** begin Stored rows **

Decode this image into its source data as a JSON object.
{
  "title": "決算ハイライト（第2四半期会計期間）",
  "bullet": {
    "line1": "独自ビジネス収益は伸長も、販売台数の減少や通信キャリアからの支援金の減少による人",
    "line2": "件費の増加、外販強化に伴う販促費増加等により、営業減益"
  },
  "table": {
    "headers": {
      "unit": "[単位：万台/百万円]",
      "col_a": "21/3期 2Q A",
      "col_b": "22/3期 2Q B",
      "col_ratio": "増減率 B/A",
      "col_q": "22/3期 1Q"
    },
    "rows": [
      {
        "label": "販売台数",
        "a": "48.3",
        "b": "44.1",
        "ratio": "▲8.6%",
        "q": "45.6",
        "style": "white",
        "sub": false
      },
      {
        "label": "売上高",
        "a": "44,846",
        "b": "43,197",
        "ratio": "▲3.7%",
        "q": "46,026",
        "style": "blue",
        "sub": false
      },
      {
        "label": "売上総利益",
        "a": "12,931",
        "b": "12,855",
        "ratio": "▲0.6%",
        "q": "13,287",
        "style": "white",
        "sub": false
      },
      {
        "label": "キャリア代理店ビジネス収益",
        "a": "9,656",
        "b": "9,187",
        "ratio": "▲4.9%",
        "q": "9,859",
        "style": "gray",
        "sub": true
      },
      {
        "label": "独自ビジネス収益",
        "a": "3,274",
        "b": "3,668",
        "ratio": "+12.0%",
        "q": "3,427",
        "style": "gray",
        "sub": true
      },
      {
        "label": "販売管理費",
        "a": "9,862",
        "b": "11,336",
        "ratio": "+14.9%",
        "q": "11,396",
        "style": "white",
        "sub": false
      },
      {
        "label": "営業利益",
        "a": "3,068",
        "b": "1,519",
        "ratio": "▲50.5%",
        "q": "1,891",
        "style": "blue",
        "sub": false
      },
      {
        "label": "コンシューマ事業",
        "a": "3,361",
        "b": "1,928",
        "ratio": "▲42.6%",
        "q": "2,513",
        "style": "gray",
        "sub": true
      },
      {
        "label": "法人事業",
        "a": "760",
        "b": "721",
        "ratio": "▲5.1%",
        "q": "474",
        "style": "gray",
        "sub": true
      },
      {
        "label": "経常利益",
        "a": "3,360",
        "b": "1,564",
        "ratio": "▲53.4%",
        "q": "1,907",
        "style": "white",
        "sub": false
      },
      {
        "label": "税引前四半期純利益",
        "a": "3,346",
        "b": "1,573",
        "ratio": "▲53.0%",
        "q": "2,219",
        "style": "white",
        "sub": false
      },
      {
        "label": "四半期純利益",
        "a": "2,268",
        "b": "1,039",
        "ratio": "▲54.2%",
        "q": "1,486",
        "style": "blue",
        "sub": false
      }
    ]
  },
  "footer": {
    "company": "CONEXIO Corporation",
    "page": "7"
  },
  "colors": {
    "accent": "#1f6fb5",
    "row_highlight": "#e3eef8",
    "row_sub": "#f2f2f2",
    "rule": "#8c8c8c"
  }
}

** end Stored rows **

Directions for this task —
Print all the data exactly.

Written solution —
Decode this image into its source data as a JSON object.
{
  "title": "決算ハイライト（第2四半期会計期間）",
  "bullet": {
    "line1": "独自ビジネス収益は伸長も、販売台数の減少や通信キャリアからの支援金の減少による人",
    "line2": "件費の増加、外販強化に伴う販促費増加等により、営業減益"
  },
  "table": {
    "headers": {
      "unit": "[単位：万台/百万円]",
      "col_a": "21/3期 2Q A",
      "col_b": "22/3期 2Q B",
      "col_ratio": "増減率 B/A",
      "col_q": "22/3期 1Q"
    },
    "rows": [
      {
        "label": "販売台数",
        "a": "48.3",
        "b": "44.1",
        "ratio": "▲8.6%",
        "q": "45.6",
        "style": "white",
        "sub": false
      },
      {
        "label": "売上高",
        "a": "44,846",
        "b": "43,197",
        "ratio": "▲3.7%",
        "q": "46,026",
        "style": "blue",
        "sub": false
      },
      {
        "label": "売上総利益",
        "a": "12,931",
        "b": "12,855",
        "ratio": "▲0.6%",
        "q": "13,287",
        "style": "white",
        "sub": false
      },
      {
        "label": "キャリア代理店ビジネス収益",
        "a": "9,656",
        "b": "9,187",
        "ratio": "▲4.9%",
        "q": "9,859",
        "style": "gray",
        "sub": true
      },
      {
        "label": "独自ビジネス収益",
        "a": "3,274",
        "b": "3,668",
        "ratio": "+12.0%",
        "q": "3,427",
        "style": "gray",
        "sub": true
      },
      {
        "label": "販売管理費",
        "a": "9,862",
        "b": "11,336",
        "ratio": "+14.9%",
        "q": "11,396",
        "style": "white",
        "sub": false
      },
      {
        "label": "営業利益",
        "a": "3,068",
        "b": "1,519",
        "ratio": "▲50.5%",
        "q": "1,891",
        "style": "blue",
        "sub": false
      },
      {
        "label": "コンシューマ事業",
        "a": "3,361",
        "b": "1,928",
        "ratio": "▲42.6%",
        "q": "2,513",
        "style": "gray",
        "sub": true
      },
      {
        "label": "法人事業",
        "a": "760",
        "b": "721",
        "ratio": "▲5.1%",
        "q": "474",
        "style": "gray",
        "sub": true
      },
      {
        "label": "経常利益",
        "a": "3,360",
        "b": "1,564",
        "ratio": "▲53.4%",
        "q": "1,907",
        "style": "white",
        "sub": false
      },
      {
        "label": "税引前四半期純利益",
        "a": "3,346",
        "b": "1,573",
        "ratio": "▲53.0%",
        "q": "2,219",
        "style": "white",
        "sub": false
      },
      {
        "label": "四半期純利益",
        "a": "2,268",
        "b": "1,039",
        "ratio": "▲54.2%",
        "q": "1,486",
        "style": "blue",
        "sub": false
      }
    ]
  },
  "footer": {
    "company": "CONEXIO Corporation",
    "page": "7"
  },
  "colors": {
    "accent": "#1f6fb5",
    "row_highlight": "#e3eef8",
    "row_sub": "#f2f2f2",
    "rule": "#8c8c8c"
  }
}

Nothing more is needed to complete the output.